Aim of the exercise :: Omit every picture and return the rest of the data unaltered.

Records to process ::
BEGIN

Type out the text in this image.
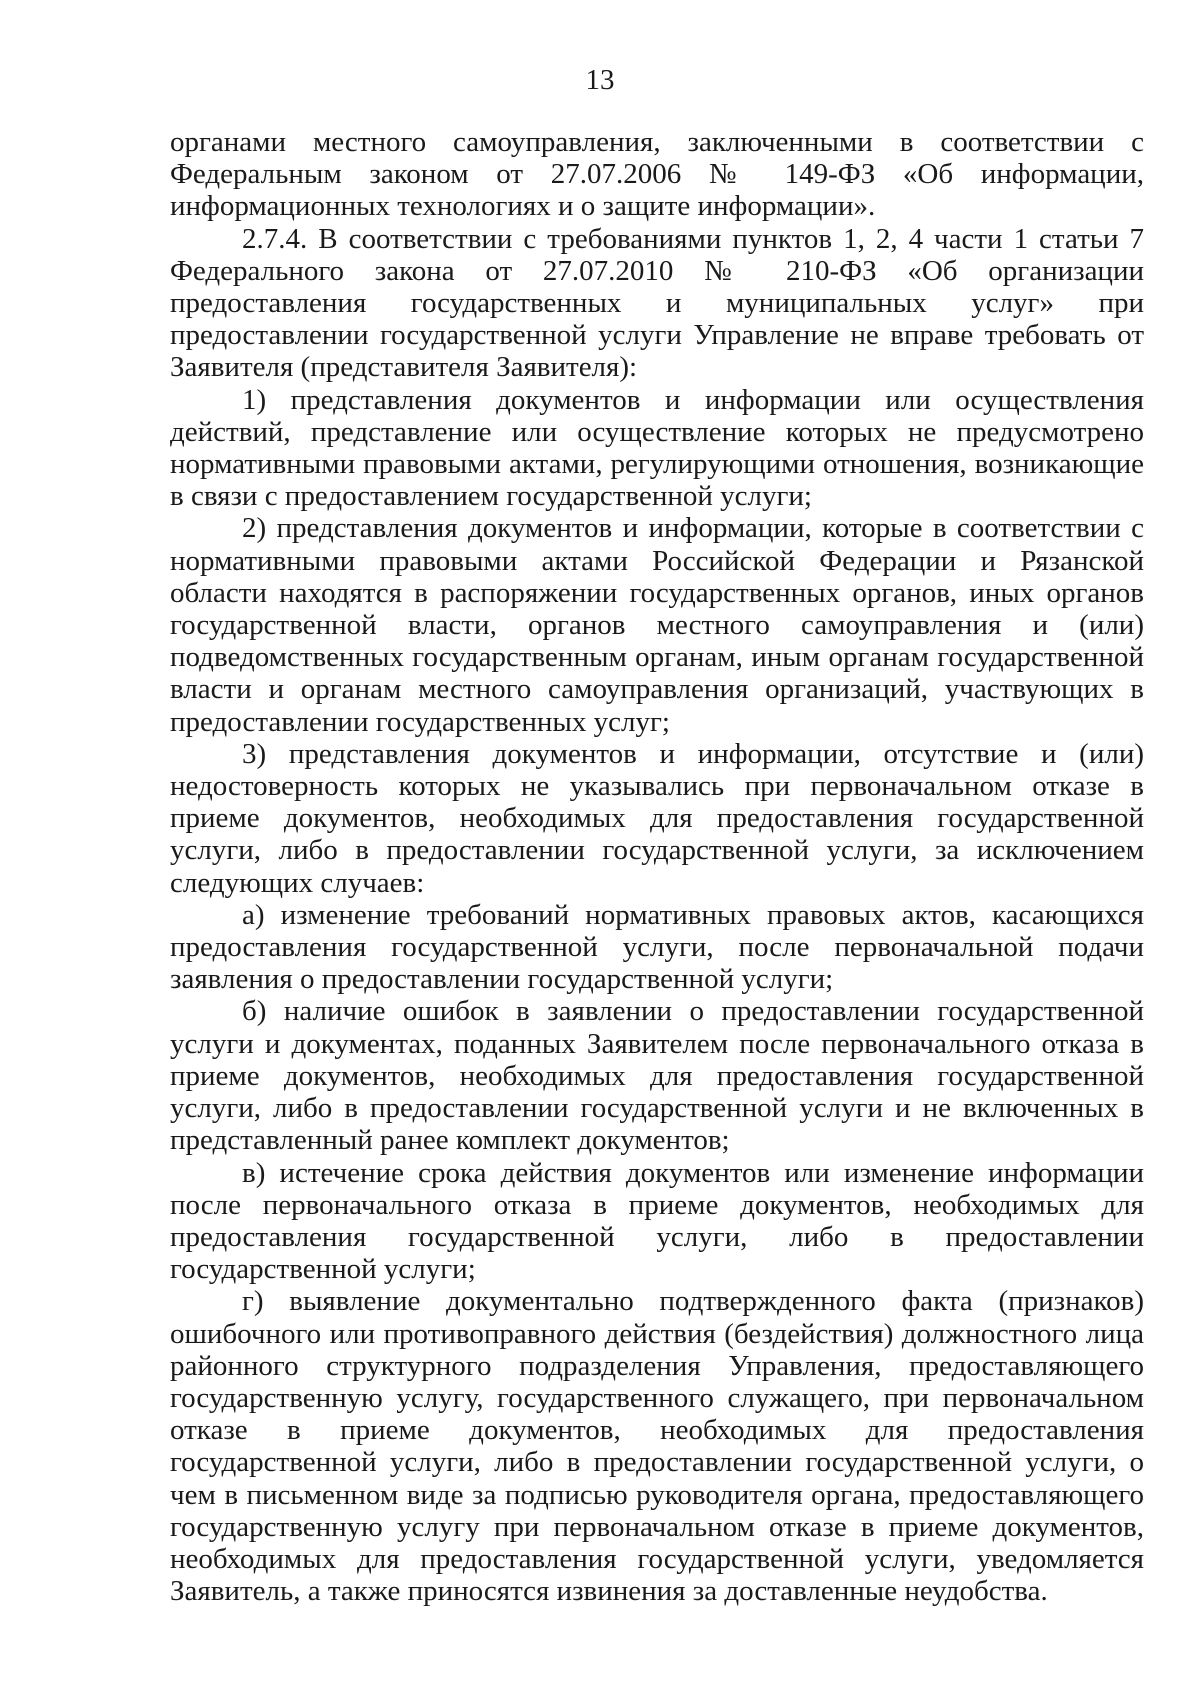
13

органами местного самоуправления, заключенными в соответствии с Федеральным законом от 27.07.2006 № 149-ФЗ «Об информации, информационных технологиях и о защите информации».

2.7.4. В соответствии с требованиями пунктов 1, 2, 4 части 1 статьи 7 Федерального закона от 27.07.2010 № 210-ФЗ «Об организации предоставления государственных и муниципальных услуг» при предоставлении государственной услуги Управление не вправе требовать от Заявителя (представителя Заявителя):

1) представления документов и информации или осуществления действий, представление или осуществление которых не предусмотрено нормативными правовыми актами, регулирующими отношения, возникающие в связи с предоставлением государственной услуги;

2) представления документов и информации, которые в соответствии с нормативными правовыми актами Российской Федерации и Рязанской области находятся в распоряжении государственных органов, иных органов государственной власти, органов местного самоуправления и (или) подведомственных государственным органам, иным органам государственной власти и органам местного самоуправления организаций, участвующих в предоставлении государственных услуг;

3) представления документов и информации, отсутствие и (или) недостоверность которых не указывались при первоначальном отказе в приеме документов, необходимых для предоставления государственной услуги, либо в предоставлении государственной услуги, за исключением следующих случаев:

а) изменение требований нормативных правовых актов, касающихся предоставления государственной услуги, после первоначальной подачи заявления о предоставлении государственной услуги;

б) наличие ошибок в заявлении о предоставлении государственной услуги и документах, поданных Заявителем после первоначального отказа в приеме документов, необходимых для предоставления государственной услуги, либо в предоставлении государственной услуги и не включенных в представленный ранее комплект документов;

в) истечение срока действия документов или изменение информации после первоначального отказа в приеме документов, необходимых для предоставления государственной услуги, либо в предоставлении государственной услуги;

г) выявление документально подтвержденного факта (признаков) ошибочного или противоправного действия (бездействия) должностного лица районного структурного подразделения Управления, предоставляющего государственную услугу, государственного служащего, при первоначальном отказе в приеме документов, необходимых для предоставления государственной услуги, либо в предоставлении государственной услуги, о чем в письменном виде за подписью руководителя органа, предоставляющего государственную услугу при первоначальном отказе в приеме документов, необходимых для предоставления государственной услуги, уведомляется Заявитель, а также приносятся извинения за доставленные неудобства.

END

The result ::
Type out the text in this image.
13

органами местного самоуправления, заключенными в соответствии с Федеральным законом от 27.07.2006 № 149-ФЗ «Об информации, информационных технологиях и о защите информации».

2.7.4. В соответствии с требованиями пунктов 1, 2, 4 части 1 статьи 7 Федерального закона от 27.07.2010 № 210-ФЗ «Об организации предоставления государственных и муниципальных услуг» при предоставлении государственной услуги Управление не вправе требовать от Заявителя (представителя Заявителя):

1) представления документов и информации или осуществления действий, представление или осуществление которых не предусмотрено нормативными правовыми актами, регулирующими отношения, возникающие в связи с предоставлением государственной услуги;

2) представления документов и информации, которые в соответствии с нормативными правовыми актами Российской Федерации и Рязанской области находятся в распоряжении государственных органов, иных органов государственной власти, органов местного самоуправления и (или) подведомственных государственным органам, иным органам государственной власти и органам местного самоуправления организаций, участвующих в предоставлении государственных услуг;

3) представления документов и информации, отсутствие и (или) недостоверность которых не указывались при первоначальном отказе в приеме документов, необходимых для предоставления государственной услуги, либо в предоставлении государственной услуги, за исключением следующих случаев:

а) изменение требований нормативных правовых актов, касающихся предоставления государственной услуги, после первоначальной подачи заявления о предоставлении государственной услуги;

б) наличие ошибок в заявлении о предоставлении государственной услуги и документах, поданных Заявителем после первоначального отказа в приеме документов, необходимых для предоставления государственной услуги, либо в предоставлении государственной услуги и не включенных в представленный ранее комплект документов;

в) истечение срока действия документов или изменение информации после первоначального отказа в приеме документов, необходимых для предоставления государственной услуги, либо в предоставлении государственной услуги;

г) выявление документально подтвержденного факта (признаков) ошибочного или противоправного действия (бездействия) должностного лица районного структурного подразделения Управления, предоставляющего государственную услугу, государственного служащего, при первоначальном отказе в приеме документов, необходимых для предоставления государственной услуги, либо в предоставлении государственной услуги, о чем в письменном виде за подписью руководителя органа, предоставляющего государственную услугу при первоначальном отказе в приеме документов, необходимых для предоставления государственной услуги, уведомляется Заявитель, а также приносятся извинения за доставленные неудобства.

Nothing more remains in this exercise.